EXERCISE PROMPT = Lines containing the word "type" are the ones to copy from the records below.

## START DATA SUPPLIED

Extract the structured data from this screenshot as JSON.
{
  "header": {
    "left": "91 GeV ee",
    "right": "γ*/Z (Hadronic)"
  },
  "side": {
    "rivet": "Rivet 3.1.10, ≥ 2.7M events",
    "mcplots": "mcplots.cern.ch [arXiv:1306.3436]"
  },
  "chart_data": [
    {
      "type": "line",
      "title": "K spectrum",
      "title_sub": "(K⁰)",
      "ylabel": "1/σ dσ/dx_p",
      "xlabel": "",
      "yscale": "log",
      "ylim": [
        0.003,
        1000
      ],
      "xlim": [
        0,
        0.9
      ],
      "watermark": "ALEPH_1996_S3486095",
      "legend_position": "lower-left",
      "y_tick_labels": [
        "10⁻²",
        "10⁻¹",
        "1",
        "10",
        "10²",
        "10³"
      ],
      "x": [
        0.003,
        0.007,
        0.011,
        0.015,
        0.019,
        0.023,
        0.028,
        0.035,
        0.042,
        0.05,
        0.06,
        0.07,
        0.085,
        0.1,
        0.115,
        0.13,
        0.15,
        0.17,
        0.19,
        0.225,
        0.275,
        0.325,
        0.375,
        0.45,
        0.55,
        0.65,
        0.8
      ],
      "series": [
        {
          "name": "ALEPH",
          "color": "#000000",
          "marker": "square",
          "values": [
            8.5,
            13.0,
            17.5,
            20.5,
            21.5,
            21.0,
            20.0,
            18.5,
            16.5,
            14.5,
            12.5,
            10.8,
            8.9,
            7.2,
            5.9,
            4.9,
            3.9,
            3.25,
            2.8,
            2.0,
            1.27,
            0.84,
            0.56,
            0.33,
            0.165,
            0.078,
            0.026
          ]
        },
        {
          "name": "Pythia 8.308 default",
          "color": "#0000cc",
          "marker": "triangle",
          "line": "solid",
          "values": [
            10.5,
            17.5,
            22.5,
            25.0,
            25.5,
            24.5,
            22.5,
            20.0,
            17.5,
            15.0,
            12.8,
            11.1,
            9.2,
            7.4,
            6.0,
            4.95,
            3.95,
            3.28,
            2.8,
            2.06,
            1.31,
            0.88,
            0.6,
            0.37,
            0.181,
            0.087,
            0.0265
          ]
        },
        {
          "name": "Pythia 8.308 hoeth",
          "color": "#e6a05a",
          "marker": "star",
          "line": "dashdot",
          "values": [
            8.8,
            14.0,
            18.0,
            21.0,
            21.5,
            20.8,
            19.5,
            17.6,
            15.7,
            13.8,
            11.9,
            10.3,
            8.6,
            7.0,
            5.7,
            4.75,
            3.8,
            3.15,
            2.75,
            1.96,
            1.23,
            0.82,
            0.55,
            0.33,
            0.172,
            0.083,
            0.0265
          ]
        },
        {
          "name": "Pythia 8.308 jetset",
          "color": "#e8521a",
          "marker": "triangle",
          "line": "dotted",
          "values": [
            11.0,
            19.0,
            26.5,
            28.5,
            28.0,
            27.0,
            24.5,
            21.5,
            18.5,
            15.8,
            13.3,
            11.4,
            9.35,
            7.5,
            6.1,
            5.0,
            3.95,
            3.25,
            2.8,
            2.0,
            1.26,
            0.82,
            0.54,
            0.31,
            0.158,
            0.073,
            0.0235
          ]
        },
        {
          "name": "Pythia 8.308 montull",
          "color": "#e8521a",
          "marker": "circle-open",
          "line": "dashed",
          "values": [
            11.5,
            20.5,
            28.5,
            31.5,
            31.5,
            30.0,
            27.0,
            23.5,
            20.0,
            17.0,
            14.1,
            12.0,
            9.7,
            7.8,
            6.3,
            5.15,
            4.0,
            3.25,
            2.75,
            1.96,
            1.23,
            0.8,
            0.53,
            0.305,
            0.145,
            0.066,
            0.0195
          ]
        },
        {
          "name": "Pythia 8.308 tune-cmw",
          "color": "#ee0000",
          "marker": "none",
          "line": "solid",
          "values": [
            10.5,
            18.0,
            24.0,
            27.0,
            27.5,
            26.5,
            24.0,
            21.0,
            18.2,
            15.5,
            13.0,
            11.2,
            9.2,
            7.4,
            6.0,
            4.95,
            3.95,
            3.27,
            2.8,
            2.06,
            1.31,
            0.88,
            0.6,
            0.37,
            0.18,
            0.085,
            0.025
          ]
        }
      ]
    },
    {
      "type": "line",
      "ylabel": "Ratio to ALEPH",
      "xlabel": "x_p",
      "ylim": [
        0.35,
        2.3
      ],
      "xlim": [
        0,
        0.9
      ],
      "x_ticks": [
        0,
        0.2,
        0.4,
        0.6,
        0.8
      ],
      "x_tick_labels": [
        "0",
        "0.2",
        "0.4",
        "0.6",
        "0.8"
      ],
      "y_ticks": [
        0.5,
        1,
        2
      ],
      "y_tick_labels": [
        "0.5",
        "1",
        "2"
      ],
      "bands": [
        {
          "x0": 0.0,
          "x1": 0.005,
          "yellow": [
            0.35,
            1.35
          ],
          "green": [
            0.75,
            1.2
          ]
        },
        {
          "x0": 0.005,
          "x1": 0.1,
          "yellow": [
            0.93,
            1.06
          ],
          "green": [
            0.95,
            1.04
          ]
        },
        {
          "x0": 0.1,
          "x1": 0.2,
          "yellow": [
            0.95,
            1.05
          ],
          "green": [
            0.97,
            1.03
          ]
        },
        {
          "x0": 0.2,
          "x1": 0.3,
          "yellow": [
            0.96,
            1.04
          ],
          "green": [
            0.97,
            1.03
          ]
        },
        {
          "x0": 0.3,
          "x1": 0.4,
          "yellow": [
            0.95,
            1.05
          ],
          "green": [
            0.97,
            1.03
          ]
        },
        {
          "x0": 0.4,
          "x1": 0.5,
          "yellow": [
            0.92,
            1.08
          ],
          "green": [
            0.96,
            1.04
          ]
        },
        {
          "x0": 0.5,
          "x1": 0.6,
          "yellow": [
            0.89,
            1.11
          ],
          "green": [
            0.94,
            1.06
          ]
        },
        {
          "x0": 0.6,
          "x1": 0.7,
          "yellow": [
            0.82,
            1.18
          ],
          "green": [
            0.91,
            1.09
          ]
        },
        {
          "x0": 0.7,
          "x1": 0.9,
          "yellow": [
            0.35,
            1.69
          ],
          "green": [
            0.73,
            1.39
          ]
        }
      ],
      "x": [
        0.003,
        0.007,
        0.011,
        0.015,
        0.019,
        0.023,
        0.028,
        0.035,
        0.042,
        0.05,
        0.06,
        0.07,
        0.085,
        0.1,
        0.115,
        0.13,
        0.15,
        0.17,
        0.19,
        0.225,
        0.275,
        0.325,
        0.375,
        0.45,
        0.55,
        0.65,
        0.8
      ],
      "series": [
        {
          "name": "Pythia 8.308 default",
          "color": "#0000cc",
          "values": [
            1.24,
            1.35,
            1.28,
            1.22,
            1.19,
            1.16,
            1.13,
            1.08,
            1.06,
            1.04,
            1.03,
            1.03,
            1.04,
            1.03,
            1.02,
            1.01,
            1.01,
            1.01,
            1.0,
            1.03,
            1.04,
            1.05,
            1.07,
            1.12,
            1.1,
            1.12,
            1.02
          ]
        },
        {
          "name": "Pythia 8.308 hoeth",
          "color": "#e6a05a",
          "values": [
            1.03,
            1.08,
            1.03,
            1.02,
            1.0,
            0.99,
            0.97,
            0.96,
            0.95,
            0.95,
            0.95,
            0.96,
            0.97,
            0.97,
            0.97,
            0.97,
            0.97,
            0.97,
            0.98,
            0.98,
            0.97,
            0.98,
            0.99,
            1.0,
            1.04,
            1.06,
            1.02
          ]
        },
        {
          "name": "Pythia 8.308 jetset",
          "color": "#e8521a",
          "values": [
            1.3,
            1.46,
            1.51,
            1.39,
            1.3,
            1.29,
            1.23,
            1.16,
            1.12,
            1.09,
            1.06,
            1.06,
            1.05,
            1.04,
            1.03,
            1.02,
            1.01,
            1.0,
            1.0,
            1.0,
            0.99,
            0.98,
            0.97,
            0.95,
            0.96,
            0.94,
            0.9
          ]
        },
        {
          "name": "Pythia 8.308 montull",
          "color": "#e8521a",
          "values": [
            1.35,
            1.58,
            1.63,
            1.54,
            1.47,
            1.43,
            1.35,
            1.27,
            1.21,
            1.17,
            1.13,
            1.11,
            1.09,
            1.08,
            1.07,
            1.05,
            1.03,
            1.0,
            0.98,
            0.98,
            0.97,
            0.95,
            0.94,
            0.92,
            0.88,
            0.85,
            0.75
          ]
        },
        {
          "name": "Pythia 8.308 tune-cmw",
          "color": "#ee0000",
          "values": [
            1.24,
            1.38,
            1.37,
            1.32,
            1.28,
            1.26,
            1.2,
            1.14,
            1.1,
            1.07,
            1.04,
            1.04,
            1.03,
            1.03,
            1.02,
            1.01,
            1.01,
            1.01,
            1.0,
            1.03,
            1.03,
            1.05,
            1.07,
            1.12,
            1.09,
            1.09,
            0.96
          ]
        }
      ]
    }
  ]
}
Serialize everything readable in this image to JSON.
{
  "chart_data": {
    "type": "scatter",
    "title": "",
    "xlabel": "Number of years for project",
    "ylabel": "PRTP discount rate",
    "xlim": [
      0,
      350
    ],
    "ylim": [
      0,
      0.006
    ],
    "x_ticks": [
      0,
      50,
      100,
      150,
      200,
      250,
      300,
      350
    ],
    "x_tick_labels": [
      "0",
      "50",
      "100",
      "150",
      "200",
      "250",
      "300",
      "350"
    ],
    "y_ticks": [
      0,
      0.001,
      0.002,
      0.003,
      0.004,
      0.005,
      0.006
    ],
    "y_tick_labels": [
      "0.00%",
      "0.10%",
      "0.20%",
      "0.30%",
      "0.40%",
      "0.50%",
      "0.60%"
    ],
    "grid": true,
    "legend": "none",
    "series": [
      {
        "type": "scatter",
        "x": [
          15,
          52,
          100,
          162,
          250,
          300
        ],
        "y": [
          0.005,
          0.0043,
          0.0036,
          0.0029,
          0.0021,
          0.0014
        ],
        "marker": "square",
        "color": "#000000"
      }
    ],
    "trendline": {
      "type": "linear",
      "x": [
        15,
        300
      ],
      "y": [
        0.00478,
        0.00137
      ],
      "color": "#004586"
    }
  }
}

## END DATA SUPPLIED

WORKED ANSWER =
      "type": "line",
      "type": "line",
    "type": "scatter",
        "type": "scatter",
      "type": "linear",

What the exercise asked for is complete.